Problem to solve. Filter the entries below, keeping only lines with the word "month".

Exercise data.
****

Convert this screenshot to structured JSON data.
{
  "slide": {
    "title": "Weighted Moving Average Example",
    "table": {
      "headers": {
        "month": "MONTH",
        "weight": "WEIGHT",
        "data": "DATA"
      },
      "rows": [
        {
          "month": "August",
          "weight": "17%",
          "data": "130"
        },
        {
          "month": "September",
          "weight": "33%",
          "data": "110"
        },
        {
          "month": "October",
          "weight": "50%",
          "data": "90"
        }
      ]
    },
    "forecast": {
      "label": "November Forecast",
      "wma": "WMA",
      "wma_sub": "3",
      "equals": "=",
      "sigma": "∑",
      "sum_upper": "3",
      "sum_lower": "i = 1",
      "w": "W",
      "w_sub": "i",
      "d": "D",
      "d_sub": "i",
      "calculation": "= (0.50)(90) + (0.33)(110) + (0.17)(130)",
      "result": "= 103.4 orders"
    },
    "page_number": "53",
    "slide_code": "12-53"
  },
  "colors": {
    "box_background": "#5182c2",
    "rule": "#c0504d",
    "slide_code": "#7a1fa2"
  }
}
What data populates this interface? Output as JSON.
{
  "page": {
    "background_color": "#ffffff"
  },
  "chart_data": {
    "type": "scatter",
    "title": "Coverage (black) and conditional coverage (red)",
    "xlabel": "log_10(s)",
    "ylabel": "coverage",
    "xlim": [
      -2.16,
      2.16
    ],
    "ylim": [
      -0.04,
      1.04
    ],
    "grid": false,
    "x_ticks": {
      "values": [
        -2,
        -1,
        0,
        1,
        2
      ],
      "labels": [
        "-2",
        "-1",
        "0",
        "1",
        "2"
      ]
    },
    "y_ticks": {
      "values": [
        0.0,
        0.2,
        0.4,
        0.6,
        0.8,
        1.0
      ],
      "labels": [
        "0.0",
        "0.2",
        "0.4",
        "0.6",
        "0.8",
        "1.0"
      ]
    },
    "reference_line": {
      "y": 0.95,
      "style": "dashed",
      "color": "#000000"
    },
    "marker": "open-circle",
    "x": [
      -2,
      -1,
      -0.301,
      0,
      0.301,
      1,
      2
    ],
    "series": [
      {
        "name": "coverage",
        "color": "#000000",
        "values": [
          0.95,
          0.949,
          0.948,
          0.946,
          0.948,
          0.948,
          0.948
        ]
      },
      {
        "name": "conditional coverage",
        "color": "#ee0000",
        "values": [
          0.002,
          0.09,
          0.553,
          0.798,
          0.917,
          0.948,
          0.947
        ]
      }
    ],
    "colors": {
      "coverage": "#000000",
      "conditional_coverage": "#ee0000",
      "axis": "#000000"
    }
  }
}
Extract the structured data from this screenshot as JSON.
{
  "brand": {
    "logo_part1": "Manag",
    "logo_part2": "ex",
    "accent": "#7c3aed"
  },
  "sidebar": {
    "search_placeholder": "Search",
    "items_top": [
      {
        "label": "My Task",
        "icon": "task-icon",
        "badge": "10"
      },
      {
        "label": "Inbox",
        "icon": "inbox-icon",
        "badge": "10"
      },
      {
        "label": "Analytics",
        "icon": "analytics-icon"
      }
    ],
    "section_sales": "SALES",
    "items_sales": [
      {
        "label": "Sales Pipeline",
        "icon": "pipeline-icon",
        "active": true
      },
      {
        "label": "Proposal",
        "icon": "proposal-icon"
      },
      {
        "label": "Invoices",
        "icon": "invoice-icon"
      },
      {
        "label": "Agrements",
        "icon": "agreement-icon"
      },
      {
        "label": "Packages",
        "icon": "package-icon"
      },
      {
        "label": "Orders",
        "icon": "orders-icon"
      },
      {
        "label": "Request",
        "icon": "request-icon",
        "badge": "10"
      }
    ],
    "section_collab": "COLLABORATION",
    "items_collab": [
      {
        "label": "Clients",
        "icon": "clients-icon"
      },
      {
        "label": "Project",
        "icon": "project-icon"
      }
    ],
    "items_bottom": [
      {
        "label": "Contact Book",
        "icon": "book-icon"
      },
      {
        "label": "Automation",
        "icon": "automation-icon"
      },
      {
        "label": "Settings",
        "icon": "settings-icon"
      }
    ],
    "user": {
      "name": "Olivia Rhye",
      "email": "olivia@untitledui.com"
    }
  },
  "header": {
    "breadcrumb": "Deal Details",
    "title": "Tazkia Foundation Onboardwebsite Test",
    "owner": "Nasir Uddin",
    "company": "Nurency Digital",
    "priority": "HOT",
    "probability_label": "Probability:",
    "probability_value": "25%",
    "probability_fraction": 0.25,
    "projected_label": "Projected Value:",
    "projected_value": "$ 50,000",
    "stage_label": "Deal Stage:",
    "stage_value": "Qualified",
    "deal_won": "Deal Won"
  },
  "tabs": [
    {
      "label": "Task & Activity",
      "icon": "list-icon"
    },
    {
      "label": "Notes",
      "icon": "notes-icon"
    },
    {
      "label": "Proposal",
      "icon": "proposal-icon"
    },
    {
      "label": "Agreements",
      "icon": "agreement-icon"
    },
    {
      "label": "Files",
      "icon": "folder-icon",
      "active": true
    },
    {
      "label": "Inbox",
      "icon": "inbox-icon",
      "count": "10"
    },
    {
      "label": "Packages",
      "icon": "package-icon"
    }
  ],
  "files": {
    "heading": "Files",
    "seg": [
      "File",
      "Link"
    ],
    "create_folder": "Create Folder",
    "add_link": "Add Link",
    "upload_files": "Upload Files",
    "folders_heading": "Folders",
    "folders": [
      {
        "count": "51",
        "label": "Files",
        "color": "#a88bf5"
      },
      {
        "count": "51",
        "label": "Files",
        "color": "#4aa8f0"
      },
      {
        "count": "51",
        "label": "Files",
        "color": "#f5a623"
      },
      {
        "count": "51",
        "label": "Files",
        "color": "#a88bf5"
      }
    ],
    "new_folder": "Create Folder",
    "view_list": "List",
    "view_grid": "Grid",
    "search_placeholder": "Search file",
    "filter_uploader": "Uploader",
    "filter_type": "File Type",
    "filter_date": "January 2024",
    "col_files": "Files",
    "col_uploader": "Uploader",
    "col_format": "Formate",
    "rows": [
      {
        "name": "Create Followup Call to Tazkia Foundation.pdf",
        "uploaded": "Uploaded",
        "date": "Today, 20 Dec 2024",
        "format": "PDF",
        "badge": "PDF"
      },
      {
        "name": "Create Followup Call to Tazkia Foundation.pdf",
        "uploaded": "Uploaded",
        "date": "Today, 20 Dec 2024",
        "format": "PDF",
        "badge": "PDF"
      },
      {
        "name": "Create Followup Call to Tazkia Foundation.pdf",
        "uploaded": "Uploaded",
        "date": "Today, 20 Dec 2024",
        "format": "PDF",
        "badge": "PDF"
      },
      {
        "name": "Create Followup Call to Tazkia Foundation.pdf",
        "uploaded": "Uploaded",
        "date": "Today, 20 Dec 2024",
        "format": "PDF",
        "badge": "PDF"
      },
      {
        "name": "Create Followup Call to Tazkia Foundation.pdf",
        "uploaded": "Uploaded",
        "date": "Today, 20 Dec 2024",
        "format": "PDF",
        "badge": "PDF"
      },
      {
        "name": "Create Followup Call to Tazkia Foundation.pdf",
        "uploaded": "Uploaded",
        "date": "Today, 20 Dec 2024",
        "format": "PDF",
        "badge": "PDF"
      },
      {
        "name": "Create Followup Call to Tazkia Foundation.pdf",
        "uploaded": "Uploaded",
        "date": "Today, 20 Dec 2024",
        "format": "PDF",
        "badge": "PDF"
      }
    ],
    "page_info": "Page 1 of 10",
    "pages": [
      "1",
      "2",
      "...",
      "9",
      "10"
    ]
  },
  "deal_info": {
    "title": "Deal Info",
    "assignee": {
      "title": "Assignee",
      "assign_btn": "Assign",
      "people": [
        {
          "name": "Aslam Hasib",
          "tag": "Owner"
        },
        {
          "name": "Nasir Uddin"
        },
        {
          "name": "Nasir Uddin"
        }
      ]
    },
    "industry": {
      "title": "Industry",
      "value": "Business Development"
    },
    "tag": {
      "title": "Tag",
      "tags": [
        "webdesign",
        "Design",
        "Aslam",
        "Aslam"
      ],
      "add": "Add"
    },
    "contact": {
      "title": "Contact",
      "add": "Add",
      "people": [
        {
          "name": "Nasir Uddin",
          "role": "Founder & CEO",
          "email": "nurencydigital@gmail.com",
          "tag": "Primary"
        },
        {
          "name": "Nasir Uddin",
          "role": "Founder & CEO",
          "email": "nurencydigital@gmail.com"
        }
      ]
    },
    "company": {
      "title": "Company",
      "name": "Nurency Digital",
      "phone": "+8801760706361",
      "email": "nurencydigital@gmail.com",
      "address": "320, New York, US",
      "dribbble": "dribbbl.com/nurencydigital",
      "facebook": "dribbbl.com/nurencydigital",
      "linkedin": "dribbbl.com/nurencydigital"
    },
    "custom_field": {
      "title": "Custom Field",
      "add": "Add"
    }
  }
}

****

Complete response.
        "month": "MONTH",
          "month": "August",
          "month": "September",
          "month": "October",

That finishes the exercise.